STATED PROBLEM: Extract every line of the material below and reproduce it faithfully.

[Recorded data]
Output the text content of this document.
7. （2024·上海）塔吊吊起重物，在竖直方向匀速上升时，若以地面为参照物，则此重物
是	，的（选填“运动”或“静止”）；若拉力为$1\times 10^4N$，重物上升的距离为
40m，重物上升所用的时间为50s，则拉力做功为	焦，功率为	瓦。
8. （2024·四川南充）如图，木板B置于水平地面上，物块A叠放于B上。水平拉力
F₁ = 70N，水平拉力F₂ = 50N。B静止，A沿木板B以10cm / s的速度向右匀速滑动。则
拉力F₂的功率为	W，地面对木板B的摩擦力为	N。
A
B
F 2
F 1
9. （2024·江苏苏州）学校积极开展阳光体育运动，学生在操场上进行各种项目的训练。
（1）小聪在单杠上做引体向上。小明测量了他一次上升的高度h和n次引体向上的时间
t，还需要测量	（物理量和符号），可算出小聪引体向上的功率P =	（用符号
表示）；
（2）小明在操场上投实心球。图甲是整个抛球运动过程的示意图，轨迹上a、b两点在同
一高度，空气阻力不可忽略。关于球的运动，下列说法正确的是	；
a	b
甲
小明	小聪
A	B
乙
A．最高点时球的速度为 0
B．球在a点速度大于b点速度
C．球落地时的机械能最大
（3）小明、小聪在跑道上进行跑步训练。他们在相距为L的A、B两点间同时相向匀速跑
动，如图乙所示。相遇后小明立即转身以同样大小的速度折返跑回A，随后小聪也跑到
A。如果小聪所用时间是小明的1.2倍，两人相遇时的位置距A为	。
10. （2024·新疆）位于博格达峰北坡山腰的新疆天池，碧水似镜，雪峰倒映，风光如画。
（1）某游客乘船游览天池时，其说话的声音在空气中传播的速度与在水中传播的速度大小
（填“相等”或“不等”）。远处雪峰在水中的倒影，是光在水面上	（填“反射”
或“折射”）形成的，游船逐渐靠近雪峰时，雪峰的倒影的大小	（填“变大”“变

RESPONSE FOR THIS EXERCISE:
Output the text content of this document.
7. （2024·上海）塔吊吊起重物，在竖直方向匀速上升时，若以地面为参照物，则此重物
是	，的（选填“运动”或“静止”）；若拉力为$1\times 10^4N$，重物上升的距离为
40m，重物上升所用的时间为50s，则拉力做功为	焦，功率为	瓦。
8. （2024·四川南充）如图，木板B置于水平地面上，物块A叠放于B上。水平拉力
F₁ = 70N，水平拉力F₂ = 50N。B静止，A沿木板B以10cm / s的速度向右匀速滑动。则
拉力F₂的功率为	W，地面对木板B的摩擦力为	N。
A
B
F 2
F 1
9. （2024·江苏苏州）学校积极开展阳光体育运动，学生在操场上进行各种项目的训练。
（1）小聪在单杠上做引体向上。小明测量了他一次上升的高度h和n次引体向上的时间
t，还需要测量	（物理量和符号），可算出小聪引体向上的功率P =	（用符号
表示）；
（2）小明在操场上投实心球。图甲是整个抛球运动过程的示意图，轨迹上a、b两点在同
一高度，空气阻力不可忽略。关于球的运动，下列说法正确的是	；
a	b
甲
小明	小聪
A	B
乙
A．最高点时球的速度为 0
B．球在a点速度大于b点速度
C．球落地时的机械能最大
（3）小明、小聪在跑道上进行跑步训练。他们在相距为L的A、B两点间同时相向匀速跑
动，如图乙所示。相遇后小明立即转身以同样大小的速度折返跑回A，随后小聪也跑到
A。如果小聪所用时间是小明的1.2倍，两人相遇时的位置距A为	。
10. （2024·新疆）位于博格达峰北坡山腰的新疆天池，碧水似镜，雪峰倒映，风光如画。
（1）某游客乘船游览天池时，其说话的声音在空气中传播的速度与在水中传播的速度大小
（填“相等”或“不等”）。远处雪峰在水中的倒影，是光在水面上	（填“反射”
或“折射”）形成的，游船逐渐靠近雪峰时，雪峰的倒影的大小	（填“变大”“变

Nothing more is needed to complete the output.